▶ _AIM_: How many lines in the records below hold the string "structured"? Answer with the number alone.

▶ _Figure record listings_:
───
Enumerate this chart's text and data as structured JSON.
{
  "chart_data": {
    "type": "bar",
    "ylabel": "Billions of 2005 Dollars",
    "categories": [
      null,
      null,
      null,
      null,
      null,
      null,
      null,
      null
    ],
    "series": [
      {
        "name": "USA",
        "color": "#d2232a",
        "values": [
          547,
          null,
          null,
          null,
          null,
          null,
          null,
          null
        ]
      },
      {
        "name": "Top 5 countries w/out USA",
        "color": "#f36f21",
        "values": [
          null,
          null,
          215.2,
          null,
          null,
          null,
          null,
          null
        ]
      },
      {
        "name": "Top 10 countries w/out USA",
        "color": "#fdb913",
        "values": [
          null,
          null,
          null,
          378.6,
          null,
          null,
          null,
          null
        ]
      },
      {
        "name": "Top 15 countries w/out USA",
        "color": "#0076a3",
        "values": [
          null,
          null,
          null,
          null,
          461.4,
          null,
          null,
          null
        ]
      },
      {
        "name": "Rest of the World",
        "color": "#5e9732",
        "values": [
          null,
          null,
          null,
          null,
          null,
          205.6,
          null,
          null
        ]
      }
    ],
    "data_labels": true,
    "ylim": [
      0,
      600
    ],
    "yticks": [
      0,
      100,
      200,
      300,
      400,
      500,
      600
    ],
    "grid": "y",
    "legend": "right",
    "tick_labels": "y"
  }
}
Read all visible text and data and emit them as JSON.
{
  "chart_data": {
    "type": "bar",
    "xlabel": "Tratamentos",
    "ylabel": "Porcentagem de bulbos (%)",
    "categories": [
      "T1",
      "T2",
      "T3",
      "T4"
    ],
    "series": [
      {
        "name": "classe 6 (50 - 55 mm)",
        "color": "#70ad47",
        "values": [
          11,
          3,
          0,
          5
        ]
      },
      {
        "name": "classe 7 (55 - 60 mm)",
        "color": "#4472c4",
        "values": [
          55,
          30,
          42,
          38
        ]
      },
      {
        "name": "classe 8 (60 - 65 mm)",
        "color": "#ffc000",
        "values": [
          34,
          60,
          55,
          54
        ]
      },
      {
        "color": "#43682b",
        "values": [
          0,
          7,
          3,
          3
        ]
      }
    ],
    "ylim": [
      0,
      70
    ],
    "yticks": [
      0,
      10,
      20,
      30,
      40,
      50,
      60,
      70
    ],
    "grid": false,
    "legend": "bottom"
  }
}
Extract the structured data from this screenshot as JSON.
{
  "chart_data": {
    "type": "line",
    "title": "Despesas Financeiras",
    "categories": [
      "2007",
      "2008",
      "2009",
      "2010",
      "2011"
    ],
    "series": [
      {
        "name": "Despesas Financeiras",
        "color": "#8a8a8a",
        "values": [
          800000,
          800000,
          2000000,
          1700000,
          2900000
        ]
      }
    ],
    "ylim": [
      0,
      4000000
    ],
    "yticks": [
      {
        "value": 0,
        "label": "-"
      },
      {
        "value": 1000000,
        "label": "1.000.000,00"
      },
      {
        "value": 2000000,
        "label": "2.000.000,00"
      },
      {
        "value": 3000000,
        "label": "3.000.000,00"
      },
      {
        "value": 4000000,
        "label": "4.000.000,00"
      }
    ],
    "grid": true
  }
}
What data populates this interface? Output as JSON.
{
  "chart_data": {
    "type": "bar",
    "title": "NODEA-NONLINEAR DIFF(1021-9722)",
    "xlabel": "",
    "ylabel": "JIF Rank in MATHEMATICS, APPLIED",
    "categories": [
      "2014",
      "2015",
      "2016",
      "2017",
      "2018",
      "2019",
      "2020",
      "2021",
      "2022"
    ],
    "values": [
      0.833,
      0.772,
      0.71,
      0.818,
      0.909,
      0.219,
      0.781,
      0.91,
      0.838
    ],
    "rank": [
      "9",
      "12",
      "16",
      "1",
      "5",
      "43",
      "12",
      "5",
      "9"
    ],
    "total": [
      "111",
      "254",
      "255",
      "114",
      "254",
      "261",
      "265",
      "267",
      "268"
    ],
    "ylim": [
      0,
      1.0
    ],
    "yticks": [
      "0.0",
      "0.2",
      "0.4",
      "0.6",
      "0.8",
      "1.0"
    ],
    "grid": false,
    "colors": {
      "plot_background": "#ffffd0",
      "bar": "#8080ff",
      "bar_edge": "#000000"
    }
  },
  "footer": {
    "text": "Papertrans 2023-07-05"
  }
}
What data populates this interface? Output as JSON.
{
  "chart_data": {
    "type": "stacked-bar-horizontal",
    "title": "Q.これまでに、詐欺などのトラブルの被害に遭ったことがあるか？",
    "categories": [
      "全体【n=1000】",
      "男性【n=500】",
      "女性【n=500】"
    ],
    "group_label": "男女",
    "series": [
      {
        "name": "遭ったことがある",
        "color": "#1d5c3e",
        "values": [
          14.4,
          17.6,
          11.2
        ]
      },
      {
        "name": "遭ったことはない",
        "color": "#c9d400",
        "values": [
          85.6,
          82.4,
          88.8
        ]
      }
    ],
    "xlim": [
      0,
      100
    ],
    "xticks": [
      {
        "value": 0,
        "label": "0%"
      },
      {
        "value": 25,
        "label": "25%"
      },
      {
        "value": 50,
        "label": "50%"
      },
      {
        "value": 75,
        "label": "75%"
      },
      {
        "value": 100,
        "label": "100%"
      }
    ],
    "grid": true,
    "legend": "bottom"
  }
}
───
▶ _WRITTEN RESPONSE_: 2